**** RECORDS TO PROCESS

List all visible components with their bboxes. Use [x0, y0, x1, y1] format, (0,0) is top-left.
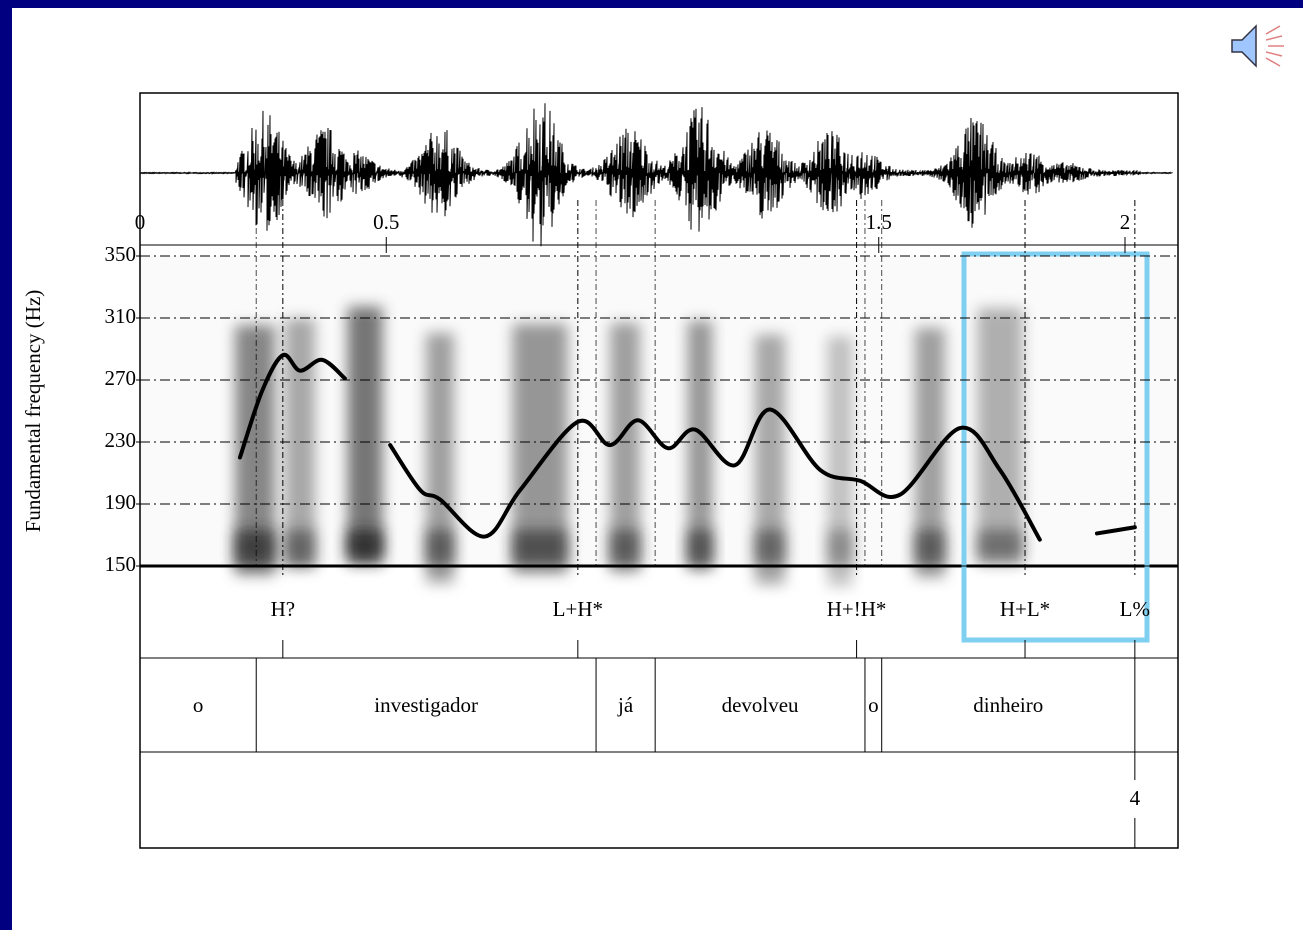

********
**** RECORDS TO PROCESS

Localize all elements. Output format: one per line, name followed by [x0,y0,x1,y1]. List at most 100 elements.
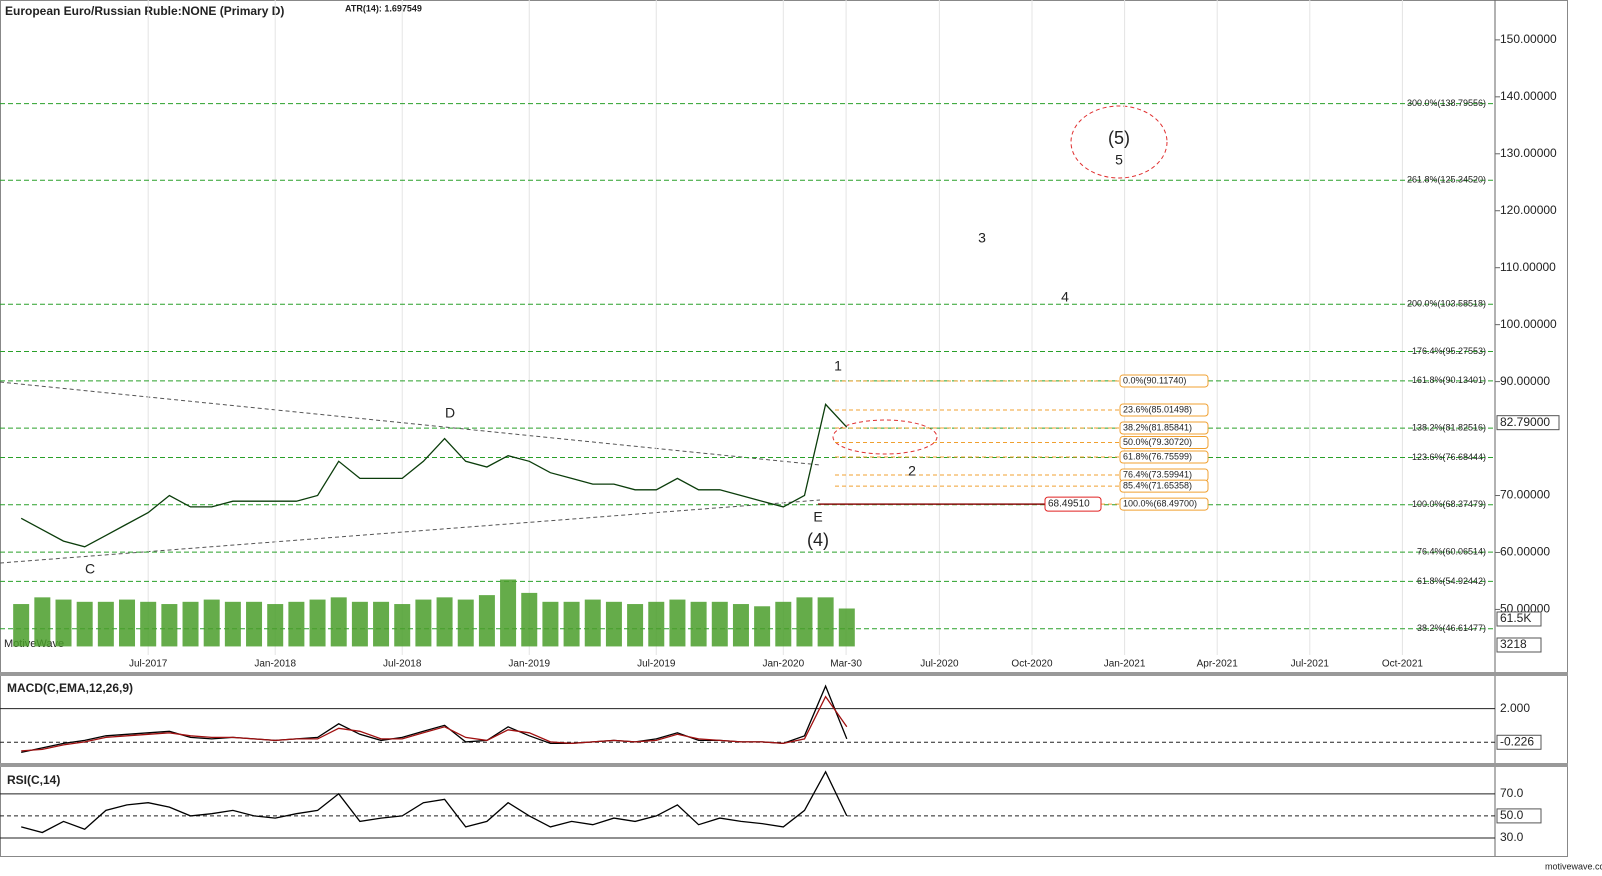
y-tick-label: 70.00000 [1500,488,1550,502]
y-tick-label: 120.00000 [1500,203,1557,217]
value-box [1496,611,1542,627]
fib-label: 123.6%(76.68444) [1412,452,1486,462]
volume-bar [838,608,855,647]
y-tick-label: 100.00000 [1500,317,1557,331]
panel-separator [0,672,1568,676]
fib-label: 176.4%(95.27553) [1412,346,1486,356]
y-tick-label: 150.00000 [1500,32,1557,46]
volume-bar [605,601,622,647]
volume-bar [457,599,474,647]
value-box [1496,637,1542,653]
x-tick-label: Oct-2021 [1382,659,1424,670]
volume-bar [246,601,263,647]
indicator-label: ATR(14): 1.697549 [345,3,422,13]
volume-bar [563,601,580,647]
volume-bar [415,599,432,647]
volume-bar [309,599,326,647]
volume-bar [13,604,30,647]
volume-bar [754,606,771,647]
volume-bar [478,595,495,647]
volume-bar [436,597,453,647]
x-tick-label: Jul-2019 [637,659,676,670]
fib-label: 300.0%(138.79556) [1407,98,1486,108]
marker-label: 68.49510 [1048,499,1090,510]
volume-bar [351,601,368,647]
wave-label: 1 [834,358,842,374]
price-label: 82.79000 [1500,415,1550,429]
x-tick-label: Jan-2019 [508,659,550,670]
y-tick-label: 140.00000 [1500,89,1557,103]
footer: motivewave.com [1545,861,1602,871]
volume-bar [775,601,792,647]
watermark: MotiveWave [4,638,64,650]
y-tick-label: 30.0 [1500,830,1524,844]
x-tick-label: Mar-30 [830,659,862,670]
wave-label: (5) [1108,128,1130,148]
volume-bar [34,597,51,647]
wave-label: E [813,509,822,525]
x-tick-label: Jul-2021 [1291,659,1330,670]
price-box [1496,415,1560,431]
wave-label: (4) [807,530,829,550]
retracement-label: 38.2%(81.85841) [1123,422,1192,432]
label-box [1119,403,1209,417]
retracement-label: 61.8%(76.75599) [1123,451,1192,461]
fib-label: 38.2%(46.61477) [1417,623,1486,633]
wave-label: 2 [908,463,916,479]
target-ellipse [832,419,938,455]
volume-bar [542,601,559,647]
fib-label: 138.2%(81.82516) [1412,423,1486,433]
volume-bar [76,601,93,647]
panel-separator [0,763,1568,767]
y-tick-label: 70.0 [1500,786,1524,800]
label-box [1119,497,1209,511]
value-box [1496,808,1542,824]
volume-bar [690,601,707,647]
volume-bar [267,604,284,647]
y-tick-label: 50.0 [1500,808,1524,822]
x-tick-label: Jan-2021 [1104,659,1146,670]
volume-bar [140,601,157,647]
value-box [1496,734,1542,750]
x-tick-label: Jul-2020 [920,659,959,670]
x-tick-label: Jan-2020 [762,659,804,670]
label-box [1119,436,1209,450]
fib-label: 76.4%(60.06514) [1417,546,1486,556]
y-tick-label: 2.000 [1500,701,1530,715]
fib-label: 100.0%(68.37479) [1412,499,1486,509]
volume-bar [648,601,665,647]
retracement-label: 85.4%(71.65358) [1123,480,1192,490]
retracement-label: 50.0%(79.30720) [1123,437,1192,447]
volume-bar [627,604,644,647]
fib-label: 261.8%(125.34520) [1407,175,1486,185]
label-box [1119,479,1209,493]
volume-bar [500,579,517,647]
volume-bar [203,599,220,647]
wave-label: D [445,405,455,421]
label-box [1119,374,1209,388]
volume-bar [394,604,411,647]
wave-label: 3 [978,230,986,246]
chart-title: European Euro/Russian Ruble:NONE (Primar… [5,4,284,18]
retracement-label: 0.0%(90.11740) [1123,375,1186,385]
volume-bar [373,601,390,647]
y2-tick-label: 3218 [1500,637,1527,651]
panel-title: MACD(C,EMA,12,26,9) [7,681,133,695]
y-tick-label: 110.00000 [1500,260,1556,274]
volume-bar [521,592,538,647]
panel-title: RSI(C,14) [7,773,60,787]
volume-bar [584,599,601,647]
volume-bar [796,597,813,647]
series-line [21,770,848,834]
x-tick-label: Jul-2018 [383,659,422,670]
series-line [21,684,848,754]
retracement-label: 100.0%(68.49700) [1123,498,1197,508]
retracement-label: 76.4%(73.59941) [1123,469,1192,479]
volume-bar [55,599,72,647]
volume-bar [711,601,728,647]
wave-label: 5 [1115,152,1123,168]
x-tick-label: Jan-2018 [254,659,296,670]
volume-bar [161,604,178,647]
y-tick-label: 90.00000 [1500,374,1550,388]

********

Reproduce the entries above verbatim, starting at the line that contains "Localize all elements." and ending at the line that contains "y-tick-label: 150.00000 [1500,32,1557,46]", with both of those lines included and the pictures left out.

Localize all elements. Output format: one per line, name followed by [x0,y0,x1,y1]. List at most 100 elements.
y-tick-label: 70.00000 [1500,488,1550,502]
y-tick-label: 120.00000 [1500,203,1557,217]
value-box [1496,611,1542,627]
fib-label: 123.6%(76.68444) [1412,452,1486,462]
volume-bar [838,608,855,647]
y-tick-label: 100.00000 [1500,317,1557,331]
panel-separator [0,672,1568,676]
fib-label: 176.4%(95.27553) [1412,346,1486,356]
y-tick-label: 150.00000 [1500,32,1557,46]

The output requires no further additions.